* START INPUT RECORDS *

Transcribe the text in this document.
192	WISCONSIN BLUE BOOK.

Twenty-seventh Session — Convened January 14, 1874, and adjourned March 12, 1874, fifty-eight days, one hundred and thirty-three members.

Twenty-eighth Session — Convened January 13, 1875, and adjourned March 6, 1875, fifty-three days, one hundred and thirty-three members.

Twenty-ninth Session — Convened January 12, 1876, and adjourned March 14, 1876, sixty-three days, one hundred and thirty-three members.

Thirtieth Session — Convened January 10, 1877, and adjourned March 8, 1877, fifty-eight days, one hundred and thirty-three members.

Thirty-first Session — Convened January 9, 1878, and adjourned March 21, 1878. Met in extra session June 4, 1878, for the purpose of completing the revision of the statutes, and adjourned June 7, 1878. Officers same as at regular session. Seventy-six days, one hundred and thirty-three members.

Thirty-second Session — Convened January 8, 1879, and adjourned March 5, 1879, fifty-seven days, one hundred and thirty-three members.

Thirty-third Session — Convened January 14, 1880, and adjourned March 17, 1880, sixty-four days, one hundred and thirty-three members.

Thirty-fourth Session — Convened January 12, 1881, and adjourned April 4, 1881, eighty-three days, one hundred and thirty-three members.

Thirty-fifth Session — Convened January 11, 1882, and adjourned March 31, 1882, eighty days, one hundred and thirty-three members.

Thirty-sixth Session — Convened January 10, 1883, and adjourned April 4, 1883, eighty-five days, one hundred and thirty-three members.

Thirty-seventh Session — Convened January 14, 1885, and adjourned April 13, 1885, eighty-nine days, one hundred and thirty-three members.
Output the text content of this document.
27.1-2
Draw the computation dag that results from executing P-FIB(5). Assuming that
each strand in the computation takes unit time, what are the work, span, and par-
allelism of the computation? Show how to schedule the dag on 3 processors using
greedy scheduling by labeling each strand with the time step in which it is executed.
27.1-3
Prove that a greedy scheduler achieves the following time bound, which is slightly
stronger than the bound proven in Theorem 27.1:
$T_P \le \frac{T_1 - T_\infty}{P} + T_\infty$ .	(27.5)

* END INPUT RECORDS *

_AIM:_
Reproduce each entry word for word.

_RESULT OF THE TASK:_
Transcribe the text in this document.
192	WISCONSIN BLUE BOOK.

Twenty-seventh Session — Convened January 14, 1874, and adjourned March 12, 1874, fifty-eight days, one hundred and thirty-three members.

Twenty-eighth Session — Convened January 13, 1875, and adjourned March 6, 1875, fifty-three days, one hundred and thirty-three members.

Twenty-ninth Session — Convened January 12, 1876, and adjourned March 14, 1876, sixty-three days, one hundred and thirty-three members.

Thirtieth Session — Convened January 10, 1877, and adjourned March 8, 1877, fifty-eight days, one hundred and thirty-three members.

Thirty-first Session — Convened January 9, 1878, and adjourned March 21, 1878. Met in extra session June 4, 1878, for the purpose of completing the revision of the statutes, and adjourned June 7, 1878. Officers same as at regular session. Seventy-six days, one hundred and thirty-three members.

Thirty-second Session — Convened January 8, 1879, and adjourned March 5, 1879, fifty-seven days, one hundred and thirty-three members.

Thirty-third Session — Convened January 14, 1880, and adjourned March 17, 1880, sixty-four days, one hundred and thirty-three members.

Thirty-fourth Session — Convened January 12, 1881, and adjourned April 4, 1881, eighty-three days, one hundred and thirty-three members.

Thirty-fifth Session — Convened January 11, 1882, and adjourned March 31, 1882, eighty days, one hundred and thirty-three members.

Thirty-sixth Session — Convened January 10, 1883, and adjourned April 4, 1883, eighty-five days, one hundred and thirty-three members.

Thirty-seventh Session — Convened January 14, 1885, and adjourned April 13, 1885, eighty-nine days, one hundred and thirty-three members.
Output the text content of this document.
27.1-2
Draw the computation dag that results from executing P-FIB(5). Assuming that
each strand in the computation takes unit time, what are the work, span, and par-
allelism of the computation? Show how to schedule the dag on 3 processors using
greedy scheduling by labeling each strand with the time step in which it is executed.
27.1-3
Prove that a greedy scheduler achieves the following time bound, which is slightly
stronger than the bound proven in Theorem 27.1:
$T_P \le \frac{T_1 - T_\infty}{P} + T_\infty$ .	(27.5)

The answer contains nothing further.